Look through the data below and return each line where "为陈同甫赋壮词以寄之" appears.

— start DATA ENTRIES —

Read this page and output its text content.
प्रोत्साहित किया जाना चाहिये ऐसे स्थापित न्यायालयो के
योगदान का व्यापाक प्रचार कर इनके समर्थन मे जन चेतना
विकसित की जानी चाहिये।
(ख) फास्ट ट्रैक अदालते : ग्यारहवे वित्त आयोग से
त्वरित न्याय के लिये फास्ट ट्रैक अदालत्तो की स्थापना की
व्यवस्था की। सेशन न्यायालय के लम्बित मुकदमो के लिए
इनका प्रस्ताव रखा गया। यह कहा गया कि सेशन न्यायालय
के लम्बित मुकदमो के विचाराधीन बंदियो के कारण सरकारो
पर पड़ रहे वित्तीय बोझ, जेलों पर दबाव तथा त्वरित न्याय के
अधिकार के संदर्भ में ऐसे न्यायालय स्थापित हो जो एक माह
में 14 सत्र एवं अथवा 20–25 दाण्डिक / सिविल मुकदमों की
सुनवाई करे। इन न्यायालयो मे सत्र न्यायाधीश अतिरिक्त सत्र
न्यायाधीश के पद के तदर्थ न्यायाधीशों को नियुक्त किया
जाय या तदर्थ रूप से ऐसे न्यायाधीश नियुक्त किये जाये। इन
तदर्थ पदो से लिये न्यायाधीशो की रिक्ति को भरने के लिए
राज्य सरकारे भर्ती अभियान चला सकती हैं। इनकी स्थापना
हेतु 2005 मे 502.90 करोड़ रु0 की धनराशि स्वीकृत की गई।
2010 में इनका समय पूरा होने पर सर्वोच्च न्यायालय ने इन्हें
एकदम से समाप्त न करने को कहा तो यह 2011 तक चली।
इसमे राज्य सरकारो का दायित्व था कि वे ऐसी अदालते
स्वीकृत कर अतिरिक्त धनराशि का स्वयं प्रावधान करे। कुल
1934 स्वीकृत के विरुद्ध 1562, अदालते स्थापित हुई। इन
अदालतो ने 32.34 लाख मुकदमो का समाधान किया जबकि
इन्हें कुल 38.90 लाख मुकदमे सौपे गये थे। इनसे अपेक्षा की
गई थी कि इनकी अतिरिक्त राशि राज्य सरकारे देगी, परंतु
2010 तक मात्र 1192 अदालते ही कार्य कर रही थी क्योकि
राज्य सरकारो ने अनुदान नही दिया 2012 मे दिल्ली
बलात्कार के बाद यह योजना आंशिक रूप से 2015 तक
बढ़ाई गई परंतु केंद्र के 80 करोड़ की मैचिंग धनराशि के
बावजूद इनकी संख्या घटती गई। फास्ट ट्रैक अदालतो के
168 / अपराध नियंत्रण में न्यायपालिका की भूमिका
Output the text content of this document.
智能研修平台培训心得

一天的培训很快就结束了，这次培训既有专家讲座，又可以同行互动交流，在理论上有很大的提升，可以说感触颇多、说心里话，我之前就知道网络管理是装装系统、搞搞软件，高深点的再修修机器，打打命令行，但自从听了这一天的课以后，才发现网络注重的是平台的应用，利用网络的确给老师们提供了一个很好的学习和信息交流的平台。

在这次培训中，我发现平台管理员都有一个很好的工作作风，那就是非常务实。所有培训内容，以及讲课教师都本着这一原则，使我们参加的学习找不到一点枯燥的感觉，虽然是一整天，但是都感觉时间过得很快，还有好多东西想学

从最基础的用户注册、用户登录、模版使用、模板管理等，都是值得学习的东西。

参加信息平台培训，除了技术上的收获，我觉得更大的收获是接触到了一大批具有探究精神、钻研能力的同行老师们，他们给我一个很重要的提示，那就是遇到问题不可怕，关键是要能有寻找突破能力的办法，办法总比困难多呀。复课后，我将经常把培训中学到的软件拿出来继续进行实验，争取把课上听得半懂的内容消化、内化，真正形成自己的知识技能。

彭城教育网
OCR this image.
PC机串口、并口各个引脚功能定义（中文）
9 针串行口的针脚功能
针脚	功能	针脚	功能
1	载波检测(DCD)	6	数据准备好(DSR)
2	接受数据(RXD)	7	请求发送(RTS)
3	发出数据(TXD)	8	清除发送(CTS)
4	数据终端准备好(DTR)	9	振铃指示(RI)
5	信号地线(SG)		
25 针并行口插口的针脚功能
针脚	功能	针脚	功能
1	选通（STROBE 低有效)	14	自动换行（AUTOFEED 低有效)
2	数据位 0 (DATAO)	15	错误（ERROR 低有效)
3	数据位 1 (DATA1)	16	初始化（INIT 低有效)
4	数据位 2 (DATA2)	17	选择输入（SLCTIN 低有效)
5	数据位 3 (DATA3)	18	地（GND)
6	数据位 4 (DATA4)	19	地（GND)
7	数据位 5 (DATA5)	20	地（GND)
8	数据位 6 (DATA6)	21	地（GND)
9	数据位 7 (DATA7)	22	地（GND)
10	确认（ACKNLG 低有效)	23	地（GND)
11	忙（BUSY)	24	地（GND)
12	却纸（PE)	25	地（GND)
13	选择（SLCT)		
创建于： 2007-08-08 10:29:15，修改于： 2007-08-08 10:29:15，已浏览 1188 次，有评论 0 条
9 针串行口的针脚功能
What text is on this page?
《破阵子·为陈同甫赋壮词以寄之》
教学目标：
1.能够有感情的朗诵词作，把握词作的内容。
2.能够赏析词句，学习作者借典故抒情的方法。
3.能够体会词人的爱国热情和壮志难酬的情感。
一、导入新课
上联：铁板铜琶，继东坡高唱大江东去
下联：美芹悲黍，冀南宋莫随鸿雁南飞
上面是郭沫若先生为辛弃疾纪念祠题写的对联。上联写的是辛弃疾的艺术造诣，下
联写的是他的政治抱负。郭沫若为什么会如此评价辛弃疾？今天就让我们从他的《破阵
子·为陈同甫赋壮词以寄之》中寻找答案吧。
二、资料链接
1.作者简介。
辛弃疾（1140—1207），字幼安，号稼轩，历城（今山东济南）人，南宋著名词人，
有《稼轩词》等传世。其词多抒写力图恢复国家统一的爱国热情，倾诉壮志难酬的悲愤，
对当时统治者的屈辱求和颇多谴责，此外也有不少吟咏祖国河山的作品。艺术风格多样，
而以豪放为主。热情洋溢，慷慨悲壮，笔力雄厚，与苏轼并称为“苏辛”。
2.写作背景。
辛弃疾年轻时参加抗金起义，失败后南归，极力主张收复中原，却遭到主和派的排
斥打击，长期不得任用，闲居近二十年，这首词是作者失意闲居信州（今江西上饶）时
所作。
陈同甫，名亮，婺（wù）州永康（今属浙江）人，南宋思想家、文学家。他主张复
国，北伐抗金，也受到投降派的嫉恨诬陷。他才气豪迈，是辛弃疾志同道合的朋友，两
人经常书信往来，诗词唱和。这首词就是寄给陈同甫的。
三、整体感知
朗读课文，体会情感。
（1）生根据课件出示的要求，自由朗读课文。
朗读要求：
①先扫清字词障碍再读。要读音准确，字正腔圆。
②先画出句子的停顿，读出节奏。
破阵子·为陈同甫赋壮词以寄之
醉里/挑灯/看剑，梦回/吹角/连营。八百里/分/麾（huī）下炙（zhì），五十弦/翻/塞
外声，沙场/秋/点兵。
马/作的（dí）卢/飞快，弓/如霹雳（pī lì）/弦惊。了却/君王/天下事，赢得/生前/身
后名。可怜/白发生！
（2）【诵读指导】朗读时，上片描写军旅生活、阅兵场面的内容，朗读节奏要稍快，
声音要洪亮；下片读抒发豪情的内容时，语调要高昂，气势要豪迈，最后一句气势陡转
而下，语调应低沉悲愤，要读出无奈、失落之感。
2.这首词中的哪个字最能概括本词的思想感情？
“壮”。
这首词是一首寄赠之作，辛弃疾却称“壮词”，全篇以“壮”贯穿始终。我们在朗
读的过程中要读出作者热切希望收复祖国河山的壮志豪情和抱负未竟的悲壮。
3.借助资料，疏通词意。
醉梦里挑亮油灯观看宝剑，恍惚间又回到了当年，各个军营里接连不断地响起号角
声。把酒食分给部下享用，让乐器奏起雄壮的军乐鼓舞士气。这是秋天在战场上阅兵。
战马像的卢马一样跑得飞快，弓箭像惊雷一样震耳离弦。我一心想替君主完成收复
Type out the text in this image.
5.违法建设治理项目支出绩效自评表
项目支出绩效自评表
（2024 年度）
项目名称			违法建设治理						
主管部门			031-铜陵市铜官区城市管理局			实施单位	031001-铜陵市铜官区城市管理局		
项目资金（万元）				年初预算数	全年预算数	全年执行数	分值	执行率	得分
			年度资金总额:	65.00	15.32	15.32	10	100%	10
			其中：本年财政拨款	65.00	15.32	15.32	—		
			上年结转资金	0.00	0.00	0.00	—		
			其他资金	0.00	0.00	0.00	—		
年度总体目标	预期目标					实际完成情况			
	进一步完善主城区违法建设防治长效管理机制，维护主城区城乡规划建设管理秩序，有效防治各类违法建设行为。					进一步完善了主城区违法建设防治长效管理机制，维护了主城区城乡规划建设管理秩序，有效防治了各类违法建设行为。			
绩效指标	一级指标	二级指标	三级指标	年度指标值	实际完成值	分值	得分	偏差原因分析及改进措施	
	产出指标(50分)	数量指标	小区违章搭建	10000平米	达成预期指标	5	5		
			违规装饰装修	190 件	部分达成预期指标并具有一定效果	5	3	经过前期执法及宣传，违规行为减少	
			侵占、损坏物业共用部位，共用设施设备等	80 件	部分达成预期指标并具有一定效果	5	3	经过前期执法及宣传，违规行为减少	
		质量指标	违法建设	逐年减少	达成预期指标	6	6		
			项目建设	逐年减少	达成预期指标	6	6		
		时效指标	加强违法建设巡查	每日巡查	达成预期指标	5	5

— end DATA ENTRIES —

(RESPONSE TO THE TASK)
《破阵子·为陈同甫赋壮词以寄之》
子·为陈同甫赋壮词以寄之》中寻找答案吧。
破阵子·为陈同甫赋壮词以寄之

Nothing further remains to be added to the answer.